▶ Exercise materials:
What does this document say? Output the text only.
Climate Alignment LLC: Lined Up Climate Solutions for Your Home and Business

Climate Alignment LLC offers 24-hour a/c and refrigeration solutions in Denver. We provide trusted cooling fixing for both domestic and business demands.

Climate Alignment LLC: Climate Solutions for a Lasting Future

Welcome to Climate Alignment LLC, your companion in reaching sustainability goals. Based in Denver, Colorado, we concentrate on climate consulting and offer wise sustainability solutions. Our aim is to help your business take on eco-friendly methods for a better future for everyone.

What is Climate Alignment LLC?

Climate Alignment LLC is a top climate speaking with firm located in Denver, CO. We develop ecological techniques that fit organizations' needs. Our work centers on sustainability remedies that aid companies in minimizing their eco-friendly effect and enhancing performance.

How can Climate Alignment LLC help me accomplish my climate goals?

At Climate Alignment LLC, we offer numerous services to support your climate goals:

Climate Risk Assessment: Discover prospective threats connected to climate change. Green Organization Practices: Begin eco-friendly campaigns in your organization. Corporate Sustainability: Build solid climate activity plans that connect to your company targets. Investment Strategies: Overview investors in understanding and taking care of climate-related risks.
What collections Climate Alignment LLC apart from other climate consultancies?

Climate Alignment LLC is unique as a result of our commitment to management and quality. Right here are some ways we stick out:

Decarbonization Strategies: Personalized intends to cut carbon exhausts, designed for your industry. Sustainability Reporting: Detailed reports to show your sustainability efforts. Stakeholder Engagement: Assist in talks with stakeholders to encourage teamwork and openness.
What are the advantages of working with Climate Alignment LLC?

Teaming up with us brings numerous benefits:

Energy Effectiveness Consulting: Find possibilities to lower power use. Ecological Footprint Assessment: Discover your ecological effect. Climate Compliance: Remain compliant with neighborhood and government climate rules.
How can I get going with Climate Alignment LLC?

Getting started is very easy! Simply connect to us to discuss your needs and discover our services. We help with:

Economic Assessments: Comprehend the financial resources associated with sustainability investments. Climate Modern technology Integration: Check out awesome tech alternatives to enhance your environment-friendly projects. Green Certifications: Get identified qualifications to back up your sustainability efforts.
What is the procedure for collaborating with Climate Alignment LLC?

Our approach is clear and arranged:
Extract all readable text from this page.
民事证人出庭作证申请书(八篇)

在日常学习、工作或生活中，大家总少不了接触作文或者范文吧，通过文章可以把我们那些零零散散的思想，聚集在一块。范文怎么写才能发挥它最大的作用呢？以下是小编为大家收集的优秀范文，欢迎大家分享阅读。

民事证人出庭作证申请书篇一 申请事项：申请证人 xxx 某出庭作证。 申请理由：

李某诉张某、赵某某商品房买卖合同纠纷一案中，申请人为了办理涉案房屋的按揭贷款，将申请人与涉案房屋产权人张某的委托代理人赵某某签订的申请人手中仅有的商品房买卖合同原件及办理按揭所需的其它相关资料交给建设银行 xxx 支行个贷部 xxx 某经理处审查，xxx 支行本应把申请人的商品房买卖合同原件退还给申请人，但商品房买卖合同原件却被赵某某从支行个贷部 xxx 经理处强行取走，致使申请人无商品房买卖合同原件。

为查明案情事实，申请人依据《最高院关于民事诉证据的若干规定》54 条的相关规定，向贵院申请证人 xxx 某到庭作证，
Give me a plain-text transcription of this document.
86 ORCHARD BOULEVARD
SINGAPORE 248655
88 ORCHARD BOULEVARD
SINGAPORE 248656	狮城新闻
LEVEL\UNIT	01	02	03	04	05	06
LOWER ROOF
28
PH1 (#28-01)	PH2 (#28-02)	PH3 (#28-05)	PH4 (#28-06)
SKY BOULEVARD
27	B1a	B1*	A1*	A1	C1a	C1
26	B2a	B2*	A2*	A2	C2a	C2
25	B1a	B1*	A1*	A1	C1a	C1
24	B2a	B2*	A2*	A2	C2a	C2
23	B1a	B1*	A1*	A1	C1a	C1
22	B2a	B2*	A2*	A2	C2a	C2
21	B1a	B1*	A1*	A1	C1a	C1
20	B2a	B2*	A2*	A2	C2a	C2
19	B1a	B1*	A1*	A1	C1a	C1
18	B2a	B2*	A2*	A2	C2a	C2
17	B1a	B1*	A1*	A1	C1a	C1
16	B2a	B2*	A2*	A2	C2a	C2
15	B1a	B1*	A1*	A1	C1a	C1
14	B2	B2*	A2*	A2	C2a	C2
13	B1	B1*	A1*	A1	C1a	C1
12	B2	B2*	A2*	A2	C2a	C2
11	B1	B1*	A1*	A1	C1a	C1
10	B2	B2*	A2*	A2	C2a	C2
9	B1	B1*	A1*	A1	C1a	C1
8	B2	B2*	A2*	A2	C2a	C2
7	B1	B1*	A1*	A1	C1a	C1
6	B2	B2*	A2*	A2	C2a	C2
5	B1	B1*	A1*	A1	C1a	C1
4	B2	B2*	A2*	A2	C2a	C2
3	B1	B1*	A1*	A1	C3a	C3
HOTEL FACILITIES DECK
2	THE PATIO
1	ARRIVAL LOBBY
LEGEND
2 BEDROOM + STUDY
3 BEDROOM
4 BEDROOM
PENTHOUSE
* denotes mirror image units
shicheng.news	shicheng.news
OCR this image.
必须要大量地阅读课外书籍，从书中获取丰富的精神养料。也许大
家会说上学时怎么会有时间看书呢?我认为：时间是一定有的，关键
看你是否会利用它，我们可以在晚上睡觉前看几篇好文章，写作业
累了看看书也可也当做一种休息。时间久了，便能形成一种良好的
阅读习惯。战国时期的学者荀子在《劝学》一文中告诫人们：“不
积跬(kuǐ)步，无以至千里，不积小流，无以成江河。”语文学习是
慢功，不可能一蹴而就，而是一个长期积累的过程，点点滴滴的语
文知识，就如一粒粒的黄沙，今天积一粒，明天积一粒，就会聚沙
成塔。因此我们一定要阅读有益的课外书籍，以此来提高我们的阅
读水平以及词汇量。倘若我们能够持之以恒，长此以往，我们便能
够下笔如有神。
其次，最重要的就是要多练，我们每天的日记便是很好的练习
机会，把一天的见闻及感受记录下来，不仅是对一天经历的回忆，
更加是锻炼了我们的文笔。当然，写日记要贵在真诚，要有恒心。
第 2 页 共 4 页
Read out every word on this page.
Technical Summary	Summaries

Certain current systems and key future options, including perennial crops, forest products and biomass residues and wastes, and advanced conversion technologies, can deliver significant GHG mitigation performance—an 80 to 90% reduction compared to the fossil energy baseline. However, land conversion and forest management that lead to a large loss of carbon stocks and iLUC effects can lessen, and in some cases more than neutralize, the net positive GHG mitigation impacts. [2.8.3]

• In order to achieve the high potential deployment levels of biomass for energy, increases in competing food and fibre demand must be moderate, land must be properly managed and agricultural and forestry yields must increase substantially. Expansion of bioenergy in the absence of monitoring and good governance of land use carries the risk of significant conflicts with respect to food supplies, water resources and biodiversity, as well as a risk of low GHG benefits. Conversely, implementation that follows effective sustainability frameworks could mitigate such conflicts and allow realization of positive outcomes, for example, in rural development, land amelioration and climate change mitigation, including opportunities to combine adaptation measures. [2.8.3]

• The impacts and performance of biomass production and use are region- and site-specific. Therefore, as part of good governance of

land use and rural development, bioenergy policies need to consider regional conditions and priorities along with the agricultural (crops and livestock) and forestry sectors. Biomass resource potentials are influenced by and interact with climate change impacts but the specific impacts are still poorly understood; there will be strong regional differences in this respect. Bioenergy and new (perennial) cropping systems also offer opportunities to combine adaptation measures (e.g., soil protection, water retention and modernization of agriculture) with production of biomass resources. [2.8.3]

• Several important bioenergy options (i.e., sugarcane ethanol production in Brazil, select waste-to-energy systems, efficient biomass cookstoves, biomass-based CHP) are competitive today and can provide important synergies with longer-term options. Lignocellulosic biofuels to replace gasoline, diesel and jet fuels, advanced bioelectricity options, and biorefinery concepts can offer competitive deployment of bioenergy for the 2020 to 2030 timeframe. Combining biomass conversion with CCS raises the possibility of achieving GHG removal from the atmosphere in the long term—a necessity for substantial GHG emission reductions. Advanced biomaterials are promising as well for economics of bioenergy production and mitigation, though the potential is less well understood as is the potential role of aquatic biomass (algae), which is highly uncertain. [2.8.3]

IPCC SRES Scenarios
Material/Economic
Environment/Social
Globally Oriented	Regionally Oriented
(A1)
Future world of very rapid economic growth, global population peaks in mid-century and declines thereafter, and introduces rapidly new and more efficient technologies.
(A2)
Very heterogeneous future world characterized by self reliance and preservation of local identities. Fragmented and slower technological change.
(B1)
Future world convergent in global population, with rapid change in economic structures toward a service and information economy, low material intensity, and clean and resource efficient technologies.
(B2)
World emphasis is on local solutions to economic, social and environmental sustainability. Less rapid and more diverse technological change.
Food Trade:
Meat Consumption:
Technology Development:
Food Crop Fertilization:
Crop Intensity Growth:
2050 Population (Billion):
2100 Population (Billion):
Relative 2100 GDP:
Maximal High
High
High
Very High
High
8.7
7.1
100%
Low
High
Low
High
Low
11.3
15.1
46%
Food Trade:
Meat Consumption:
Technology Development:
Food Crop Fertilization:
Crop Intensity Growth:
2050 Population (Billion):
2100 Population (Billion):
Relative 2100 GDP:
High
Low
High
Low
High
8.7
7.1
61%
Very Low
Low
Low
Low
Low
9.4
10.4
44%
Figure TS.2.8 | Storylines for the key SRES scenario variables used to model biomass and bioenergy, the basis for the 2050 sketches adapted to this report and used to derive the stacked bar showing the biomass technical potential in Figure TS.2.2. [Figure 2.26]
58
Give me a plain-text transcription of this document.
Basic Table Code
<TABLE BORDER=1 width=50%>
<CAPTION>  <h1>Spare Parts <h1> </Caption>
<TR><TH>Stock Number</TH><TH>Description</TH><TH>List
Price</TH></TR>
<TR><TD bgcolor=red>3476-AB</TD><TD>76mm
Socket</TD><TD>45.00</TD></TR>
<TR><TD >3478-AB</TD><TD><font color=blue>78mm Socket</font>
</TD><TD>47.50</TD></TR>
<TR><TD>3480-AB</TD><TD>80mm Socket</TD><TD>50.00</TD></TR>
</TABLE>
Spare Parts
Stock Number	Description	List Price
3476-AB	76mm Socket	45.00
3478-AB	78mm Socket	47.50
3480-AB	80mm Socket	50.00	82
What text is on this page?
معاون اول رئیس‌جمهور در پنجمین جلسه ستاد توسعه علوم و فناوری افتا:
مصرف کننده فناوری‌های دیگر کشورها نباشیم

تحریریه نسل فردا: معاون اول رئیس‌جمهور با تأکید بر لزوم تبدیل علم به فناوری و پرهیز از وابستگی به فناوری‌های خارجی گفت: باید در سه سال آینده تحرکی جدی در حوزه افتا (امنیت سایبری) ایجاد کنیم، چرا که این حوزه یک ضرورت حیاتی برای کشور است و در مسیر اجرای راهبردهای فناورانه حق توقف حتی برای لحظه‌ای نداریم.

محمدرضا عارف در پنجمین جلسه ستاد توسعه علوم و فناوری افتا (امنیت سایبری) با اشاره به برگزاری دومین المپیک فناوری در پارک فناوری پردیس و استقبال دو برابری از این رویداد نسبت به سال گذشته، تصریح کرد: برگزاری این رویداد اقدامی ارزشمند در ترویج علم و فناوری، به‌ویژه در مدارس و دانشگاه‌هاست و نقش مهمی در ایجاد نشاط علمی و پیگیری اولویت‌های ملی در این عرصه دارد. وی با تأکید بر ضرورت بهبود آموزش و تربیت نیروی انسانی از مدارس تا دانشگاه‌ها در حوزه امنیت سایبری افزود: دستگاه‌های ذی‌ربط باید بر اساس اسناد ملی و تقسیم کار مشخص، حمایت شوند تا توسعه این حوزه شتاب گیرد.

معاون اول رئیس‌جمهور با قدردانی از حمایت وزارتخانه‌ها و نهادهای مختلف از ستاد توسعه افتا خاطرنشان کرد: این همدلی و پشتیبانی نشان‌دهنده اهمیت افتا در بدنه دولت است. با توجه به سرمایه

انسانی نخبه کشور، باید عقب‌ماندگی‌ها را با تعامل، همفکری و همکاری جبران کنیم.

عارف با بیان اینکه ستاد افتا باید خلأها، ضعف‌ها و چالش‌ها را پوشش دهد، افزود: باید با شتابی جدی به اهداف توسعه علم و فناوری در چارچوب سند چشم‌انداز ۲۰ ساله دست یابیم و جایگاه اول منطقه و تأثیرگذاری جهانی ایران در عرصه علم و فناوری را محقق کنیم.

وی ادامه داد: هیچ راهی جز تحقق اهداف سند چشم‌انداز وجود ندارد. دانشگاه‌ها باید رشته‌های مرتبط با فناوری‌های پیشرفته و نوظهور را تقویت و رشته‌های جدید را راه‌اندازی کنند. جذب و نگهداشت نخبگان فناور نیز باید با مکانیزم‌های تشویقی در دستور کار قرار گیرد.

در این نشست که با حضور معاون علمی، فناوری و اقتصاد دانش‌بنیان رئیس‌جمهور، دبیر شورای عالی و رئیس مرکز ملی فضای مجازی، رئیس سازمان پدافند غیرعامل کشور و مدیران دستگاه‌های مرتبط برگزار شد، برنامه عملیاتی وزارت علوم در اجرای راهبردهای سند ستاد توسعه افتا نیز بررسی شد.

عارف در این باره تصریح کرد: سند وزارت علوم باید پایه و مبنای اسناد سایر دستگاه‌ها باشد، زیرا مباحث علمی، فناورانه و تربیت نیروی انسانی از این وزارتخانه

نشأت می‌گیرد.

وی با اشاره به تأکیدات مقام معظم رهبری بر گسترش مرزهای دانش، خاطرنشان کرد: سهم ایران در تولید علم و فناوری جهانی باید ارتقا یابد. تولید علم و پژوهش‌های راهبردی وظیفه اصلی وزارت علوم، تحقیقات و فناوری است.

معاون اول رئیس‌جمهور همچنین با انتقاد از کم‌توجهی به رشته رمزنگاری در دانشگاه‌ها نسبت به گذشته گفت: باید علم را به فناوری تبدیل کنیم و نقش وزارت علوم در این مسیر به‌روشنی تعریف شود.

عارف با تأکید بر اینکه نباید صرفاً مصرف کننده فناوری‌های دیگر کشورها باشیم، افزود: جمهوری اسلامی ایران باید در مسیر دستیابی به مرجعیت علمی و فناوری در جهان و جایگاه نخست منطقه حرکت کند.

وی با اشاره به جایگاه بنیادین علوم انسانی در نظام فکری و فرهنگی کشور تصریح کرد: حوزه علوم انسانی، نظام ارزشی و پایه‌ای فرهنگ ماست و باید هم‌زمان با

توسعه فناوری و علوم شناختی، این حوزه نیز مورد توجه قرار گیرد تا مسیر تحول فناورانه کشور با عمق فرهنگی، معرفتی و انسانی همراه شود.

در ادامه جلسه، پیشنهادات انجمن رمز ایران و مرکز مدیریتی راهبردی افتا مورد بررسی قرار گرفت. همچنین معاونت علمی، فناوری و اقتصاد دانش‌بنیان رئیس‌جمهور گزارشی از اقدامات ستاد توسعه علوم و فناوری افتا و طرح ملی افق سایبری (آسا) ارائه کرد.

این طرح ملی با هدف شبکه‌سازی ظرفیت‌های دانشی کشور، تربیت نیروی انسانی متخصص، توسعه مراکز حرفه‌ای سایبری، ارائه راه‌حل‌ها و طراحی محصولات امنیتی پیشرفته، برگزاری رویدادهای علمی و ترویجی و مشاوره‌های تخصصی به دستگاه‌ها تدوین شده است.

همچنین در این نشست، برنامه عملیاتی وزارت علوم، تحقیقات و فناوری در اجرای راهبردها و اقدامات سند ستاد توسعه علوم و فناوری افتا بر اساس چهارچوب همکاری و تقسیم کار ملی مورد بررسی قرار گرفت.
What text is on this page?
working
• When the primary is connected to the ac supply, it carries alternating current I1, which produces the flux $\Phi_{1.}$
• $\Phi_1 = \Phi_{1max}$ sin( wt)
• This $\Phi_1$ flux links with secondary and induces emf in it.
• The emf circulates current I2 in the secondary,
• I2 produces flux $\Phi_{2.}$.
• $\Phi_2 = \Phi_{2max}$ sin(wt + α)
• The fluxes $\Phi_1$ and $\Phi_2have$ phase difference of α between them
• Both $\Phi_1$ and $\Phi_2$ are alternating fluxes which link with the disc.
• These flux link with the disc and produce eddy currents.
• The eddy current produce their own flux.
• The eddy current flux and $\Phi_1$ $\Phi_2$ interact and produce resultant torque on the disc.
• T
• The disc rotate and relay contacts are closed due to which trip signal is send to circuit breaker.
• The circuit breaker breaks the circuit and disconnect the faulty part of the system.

▶ What you should do:
Tally every line of the data that holds the word "عارف" and write the count alone.

▶ Problem solution:
4